>>>>
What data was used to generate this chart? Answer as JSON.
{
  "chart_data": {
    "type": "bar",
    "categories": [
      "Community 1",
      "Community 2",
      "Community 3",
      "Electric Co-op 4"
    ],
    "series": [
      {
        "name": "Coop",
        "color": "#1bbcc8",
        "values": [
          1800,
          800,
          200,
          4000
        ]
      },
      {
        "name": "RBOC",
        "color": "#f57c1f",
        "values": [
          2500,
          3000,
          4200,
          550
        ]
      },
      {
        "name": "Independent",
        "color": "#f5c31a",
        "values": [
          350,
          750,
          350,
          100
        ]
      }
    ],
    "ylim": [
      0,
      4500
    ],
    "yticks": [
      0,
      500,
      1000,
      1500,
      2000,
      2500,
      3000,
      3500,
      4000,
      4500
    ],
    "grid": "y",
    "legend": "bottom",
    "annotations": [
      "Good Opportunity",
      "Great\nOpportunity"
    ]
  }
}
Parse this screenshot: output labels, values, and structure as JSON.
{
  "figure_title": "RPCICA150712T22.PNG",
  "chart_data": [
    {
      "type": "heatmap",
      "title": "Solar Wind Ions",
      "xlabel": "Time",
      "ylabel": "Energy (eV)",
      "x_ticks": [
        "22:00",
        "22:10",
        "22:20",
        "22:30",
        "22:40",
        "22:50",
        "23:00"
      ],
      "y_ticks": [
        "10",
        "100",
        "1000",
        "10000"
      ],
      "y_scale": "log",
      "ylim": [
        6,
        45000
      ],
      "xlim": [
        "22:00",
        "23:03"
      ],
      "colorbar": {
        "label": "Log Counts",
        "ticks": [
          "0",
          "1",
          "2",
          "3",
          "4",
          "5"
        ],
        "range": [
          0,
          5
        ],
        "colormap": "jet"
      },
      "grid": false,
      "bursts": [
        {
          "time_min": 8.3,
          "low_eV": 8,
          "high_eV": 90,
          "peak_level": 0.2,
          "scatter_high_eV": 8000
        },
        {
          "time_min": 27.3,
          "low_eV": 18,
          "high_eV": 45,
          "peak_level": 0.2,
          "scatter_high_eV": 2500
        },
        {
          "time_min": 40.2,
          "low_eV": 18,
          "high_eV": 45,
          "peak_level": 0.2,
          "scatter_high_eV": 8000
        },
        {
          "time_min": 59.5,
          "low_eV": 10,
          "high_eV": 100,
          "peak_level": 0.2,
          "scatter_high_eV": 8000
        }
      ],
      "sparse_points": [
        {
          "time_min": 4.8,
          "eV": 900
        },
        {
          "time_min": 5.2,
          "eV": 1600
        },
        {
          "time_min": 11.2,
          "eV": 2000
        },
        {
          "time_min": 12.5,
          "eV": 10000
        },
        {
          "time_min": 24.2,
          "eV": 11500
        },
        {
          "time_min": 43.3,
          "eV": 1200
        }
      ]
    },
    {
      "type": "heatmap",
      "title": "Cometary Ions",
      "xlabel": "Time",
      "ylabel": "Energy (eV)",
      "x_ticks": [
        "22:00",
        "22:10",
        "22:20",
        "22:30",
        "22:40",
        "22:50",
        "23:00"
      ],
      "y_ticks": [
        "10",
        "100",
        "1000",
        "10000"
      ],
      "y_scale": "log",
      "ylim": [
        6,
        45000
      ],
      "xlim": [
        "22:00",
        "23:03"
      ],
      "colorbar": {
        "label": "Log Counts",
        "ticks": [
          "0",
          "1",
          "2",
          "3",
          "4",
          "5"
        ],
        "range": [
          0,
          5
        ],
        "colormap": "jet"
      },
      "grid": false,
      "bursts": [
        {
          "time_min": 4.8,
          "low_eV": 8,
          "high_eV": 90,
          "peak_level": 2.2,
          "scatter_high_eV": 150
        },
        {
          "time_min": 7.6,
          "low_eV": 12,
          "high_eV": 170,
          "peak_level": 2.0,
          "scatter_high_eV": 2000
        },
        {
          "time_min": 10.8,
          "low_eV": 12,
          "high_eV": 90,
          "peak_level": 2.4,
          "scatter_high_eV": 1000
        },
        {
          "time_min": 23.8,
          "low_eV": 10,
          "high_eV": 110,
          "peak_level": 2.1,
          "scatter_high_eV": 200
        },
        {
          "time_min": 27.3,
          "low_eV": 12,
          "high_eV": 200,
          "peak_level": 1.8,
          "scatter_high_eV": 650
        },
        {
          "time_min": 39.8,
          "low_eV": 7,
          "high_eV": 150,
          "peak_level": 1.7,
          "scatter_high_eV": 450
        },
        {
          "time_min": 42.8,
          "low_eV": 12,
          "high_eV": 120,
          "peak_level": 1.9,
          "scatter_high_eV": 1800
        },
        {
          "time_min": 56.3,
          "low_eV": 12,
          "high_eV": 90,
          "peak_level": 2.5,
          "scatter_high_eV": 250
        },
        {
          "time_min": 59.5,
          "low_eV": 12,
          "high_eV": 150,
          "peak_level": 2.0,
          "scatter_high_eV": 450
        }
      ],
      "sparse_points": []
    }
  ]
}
<<<<
▶ _Your goal_
Gather each line that holds "name".

▶ _Response to the exercise_
        "name": "Coop",
        "name": "RBOC",
        "name": "Independent",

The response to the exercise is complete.